==== Dataset content ====
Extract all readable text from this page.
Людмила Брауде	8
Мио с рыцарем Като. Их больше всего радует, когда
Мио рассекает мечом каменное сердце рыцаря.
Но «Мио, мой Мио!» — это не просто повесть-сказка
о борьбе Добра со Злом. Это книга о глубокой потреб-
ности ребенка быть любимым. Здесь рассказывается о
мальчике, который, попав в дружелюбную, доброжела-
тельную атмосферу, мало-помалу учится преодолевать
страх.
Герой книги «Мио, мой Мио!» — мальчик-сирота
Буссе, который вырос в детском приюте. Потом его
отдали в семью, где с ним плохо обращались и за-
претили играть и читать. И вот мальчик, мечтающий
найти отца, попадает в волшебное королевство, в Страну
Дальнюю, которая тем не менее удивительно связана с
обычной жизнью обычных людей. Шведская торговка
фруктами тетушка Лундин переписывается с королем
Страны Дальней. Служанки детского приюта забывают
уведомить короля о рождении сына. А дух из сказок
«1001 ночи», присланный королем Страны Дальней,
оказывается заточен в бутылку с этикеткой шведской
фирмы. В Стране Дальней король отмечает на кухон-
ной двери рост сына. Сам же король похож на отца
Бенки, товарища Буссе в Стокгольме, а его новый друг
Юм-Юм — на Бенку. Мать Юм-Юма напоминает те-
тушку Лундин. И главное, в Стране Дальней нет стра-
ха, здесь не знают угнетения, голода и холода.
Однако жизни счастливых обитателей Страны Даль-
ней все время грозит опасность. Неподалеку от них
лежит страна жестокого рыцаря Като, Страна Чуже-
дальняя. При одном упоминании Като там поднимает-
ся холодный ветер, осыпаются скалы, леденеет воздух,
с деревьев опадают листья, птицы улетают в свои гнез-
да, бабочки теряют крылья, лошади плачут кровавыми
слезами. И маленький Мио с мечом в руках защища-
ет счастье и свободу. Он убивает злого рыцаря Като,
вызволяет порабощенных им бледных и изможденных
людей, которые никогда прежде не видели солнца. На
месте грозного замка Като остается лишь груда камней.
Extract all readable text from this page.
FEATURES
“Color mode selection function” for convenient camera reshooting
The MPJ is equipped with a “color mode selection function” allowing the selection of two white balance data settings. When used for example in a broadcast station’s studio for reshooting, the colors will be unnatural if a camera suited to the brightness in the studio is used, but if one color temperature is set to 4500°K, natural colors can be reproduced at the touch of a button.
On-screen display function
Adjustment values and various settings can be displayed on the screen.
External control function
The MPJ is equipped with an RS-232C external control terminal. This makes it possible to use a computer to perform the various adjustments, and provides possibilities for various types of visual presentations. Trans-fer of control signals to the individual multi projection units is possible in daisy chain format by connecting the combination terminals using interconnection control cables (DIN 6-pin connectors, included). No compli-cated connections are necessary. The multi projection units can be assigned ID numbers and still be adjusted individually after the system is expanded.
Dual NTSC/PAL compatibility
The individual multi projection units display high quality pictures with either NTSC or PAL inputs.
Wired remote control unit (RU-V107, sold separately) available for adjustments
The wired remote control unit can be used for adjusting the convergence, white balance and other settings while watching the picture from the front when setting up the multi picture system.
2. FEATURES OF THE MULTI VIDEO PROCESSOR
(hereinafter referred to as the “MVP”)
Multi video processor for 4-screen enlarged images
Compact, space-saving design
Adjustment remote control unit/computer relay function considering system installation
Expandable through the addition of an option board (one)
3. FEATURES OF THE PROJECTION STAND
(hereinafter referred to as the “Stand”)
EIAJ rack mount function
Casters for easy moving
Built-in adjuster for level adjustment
====
Each line above must be printed exactly as it appears.

* Expected output
Extract all readable text from this page.
Людмила Брауде	8
Мио с рыцарем Като. Их больше всего радует, когда
Мио рассекает мечом каменное сердце рыцаря.
Но «Мио, мой Мио!» — это не просто повесть-сказка
о борьбе Добра со Злом. Это книга о глубокой потреб-
ности ребенка быть любимым. Здесь рассказывается о
мальчике, который, попав в дружелюбную, доброжела-
тельную атмосферу, мало-помалу учится преодолевать
страх.
Герой книги «Мио, мой Мио!» — мальчик-сирота
Буссе, который вырос в детском приюте. Потом его
отдали в семью, где с ним плохо обращались и за-
претили играть и читать. И вот мальчик, мечтающий
найти отца, попадает в волшебное королевство, в Страну
Дальнюю, которая тем не менее удивительно связана с
обычной жизнью обычных людей. Шведская торговка
фруктами тетушка Лундин переписывается с королем
Страны Дальней. Служанки детского приюта забывают
уведомить короля о рождении сына. А дух из сказок
«1001 ночи», присланный королем Страны Дальней,
оказывается заточен в бутылку с этикеткой шведской
фирмы. В Стране Дальней король отмечает на кухон-
ной двери рост сына. Сам же король похож на отца
Бенки, товарища Буссе в Стокгольме, а его новый друг
Юм-Юм — на Бенку. Мать Юм-Юма напоминает те-
тушку Лундин. И главное, в Стране Дальней нет стра-
ха, здесь не знают угнетения, голода и холода.
Однако жизни счастливых обитателей Страны Даль-
ней все время грозит опасность. Неподалеку от них
лежит страна жестокого рыцаря Като, Страна Чуже-
дальняя. При одном упоминании Като там поднимает-
ся холодный ветер, осыпаются скалы, леденеет воздух,
с деревьев опадают листья, птицы улетают в свои гнез-
да, бабочки теряют крылья, лошади плачут кровавыми
слезами. И маленький Мио с мечом в руках защища-
ет счастье и свободу. Он убивает злого рыцаря Като,
вызволяет порабощенных им бледных и изможденных
людей, которые никогда прежде не видели солнца. На
месте грозного замка Като остается лишь груда камней.
Extract all readable text from this page.
FEATURES
“Color mode selection function” for convenient camera reshooting
The MPJ is equipped with a “color mode selection function” allowing the selection of two white balance data settings. When used for example in a broadcast station’s studio for reshooting, the colors will be unnatural if a camera suited to the brightness in the studio is used, but if one color temperature is set to 4500°K, natural colors can be reproduced at the touch of a button.
On-screen display function
Adjustment values and various settings can be displayed on the screen.
External control function
The MPJ is equipped with an RS-232C external control terminal. This makes it possible to use a computer to perform the various adjustments, and provides possibilities for various types of visual presentations. Trans-fer of control signals to the individual multi projection units is possible in daisy chain format by connecting the combination terminals using interconnection control cables (DIN 6-pin connectors, included). No compli-cated connections are necessary. The multi projection units can be assigned ID numbers and still be adjusted individually after the system is expanded.
Dual NTSC/PAL compatibility
The individual multi projection units display high quality pictures with either NTSC or PAL inputs.
Wired remote control unit (RU-V107, sold separately) available for adjustments
The wired remote control unit can be used for adjusting the convergence, white balance and other settings while watching the picture from the front when setting up the multi picture system.
2. FEATURES OF THE MULTI VIDEO PROCESSOR
(hereinafter referred to as the “MVP”)
Multi video processor for 4-screen enlarged images
Compact, space-saving design
Adjustment remote control unit/computer relay function considering system installation
Expandable through the addition of an option board (one)
3. FEATURES OF THE PROJECTION STAND
(hereinafter referred to as the “Stand”)
EIAJ rack mount function
Casters for easy moving
Built-in adjuster for level adjustment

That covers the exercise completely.